REQUIRED WORK: Copy out every line that contains "serão".
>> start
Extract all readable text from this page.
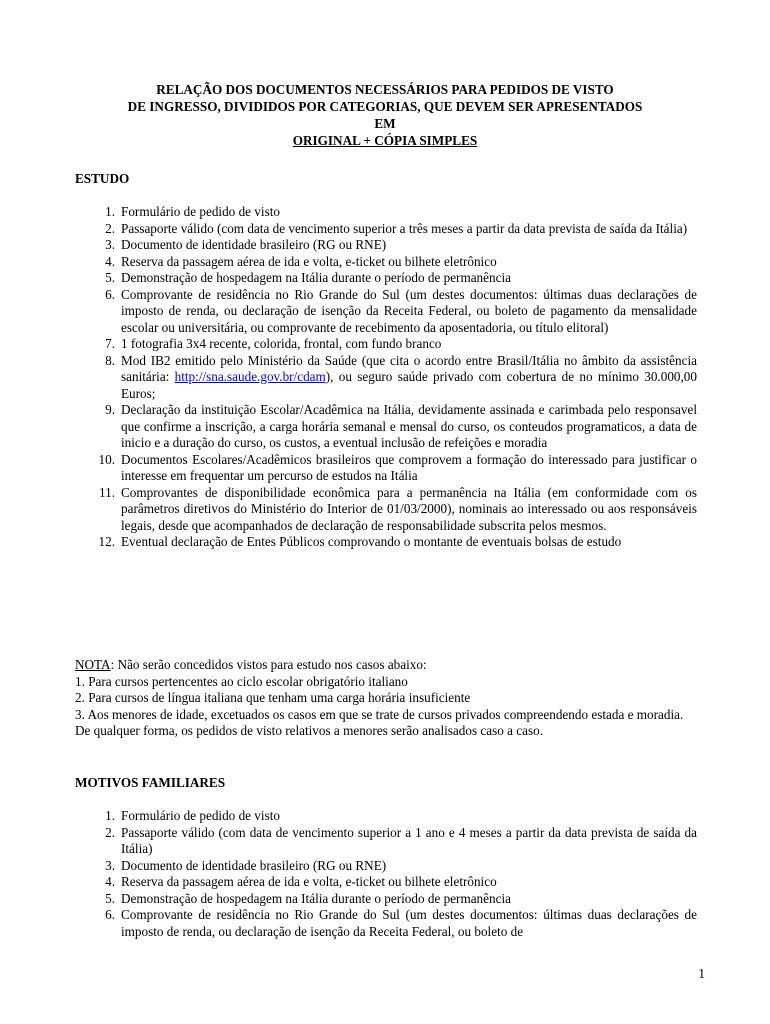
RELAÇÃO DOS DOCUMENTOS NECESSÁRIOS PARA PEDIDOS DE VISTO
DE INGRESSO, DIVIDIDOS POR CATEGORIAS, QUE DEVEM SER APRESENTADOS
EM
ORIGINAL + CÓPIA SIMPLES
ESTUDO
1. Formulário de pedido de visto
2. Passaporte válido (com data de vencimento superior a três meses a partir da data prevista de saída da Itália)
3. Documento de identidade brasileiro (RG ou RNE)
4. Reserva da passagem aérea de ida e volta, e-ticket ou bilhete eletrônico
5. Demonstração de hospedagem na Itália durante o período de permanência
6. Comprovante de residência no Rio Grande do Sul (um destes documentos: últimas duas declarações de imposto de renda, ou declaração de isenção da Receita Federal, ou boleto de pagamento da mensalidade escolar ou universitária, ou comprovante de recebimento da aposentadoria, ou título elitoral)
7. 1 fotografia 3x4 recente, colorida, frontal, com fundo branco
8. Mod IB2 emitido pelo Ministério da Saúde (que cita o acordo entre Brasil/Itália no âmbito da assistência sanitária: http://sna.saude.gov.br/cdam), ou seguro saúde privado com cobertura de no mínimo 30.000,00 Euros;
9. Declaração da instituição Escolar/Acadêmica na Itália, devidamente assinada e carimbada pelo responsavel que confirme a inscrição, a carga horária semanal e mensal do curso, os conteudos programaticos, a data de inicio e a duração do curso, os custos, a eventual inclusão de refeições e moradia
10. Documentos Escolares/Acadêmicos brasileiros que comprovem a formação do interessado para justificar o interesse em frequentar um percurso de estudos na Itália
11. Comprovantes de disponibilidade econômica para a permanência na Itália (em conformidade com os parâmetros diretivos do Ministério do Interior de 01/03/2000), nominais ao interessado ou aos responsáveis legais, desde que acompanhados de declaração de responsabilidade subscrita pelos mesmos.
12. Eventual declaração de Entes Públicos comprovando o montante de eventuais bolsas de estudo

NOTA: Não serão concedidos vistos para estudo nos casos abaixo:

1. Para cursos pertencentes ao ciclo escolar obrigatório italiano

2. Para cursos de língua italiana que tenham uma carga horária insuficiente

3. Aos menores de idade, excetuados os casos em que se trate de cursos privados compreendendo estada e moradia. De qualquer forma, os pedidos de visto relativos a menores serão analisados caso a caso.

MOTIVOS FAMILIARES
1. Formulário de pedido de visto
2. Passaporte válido (com data de vencimento superior a 1 ano e 4 meses a partir da data prevista de saída da Itália)
3. Documento de identidade brasileiro (RG ou RNE)
4. Reserva da passagem aérea de ida e volta, e-ticket ou bilhete eletrônico
5. Demonstração de hospedagem na Itália durante o período de permanência
6. Comprovante de residência no Rio Grande do Sul (um destes documentos: últimas duas declarações de imposto de renda, ou declaração de isenção da Receita Federal, ou boleto de
1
>> end
COMPLETED TASK:
NOTA: Não serão concedidos vistos para estudo nos casos abaixo:
3. Aos menores de idade, excetuados os casos em que se trate de cursos privados compreendendo estada e moradia. De qualquer forma, os pedidos de visto relativos a menores serão analisados caso a caso.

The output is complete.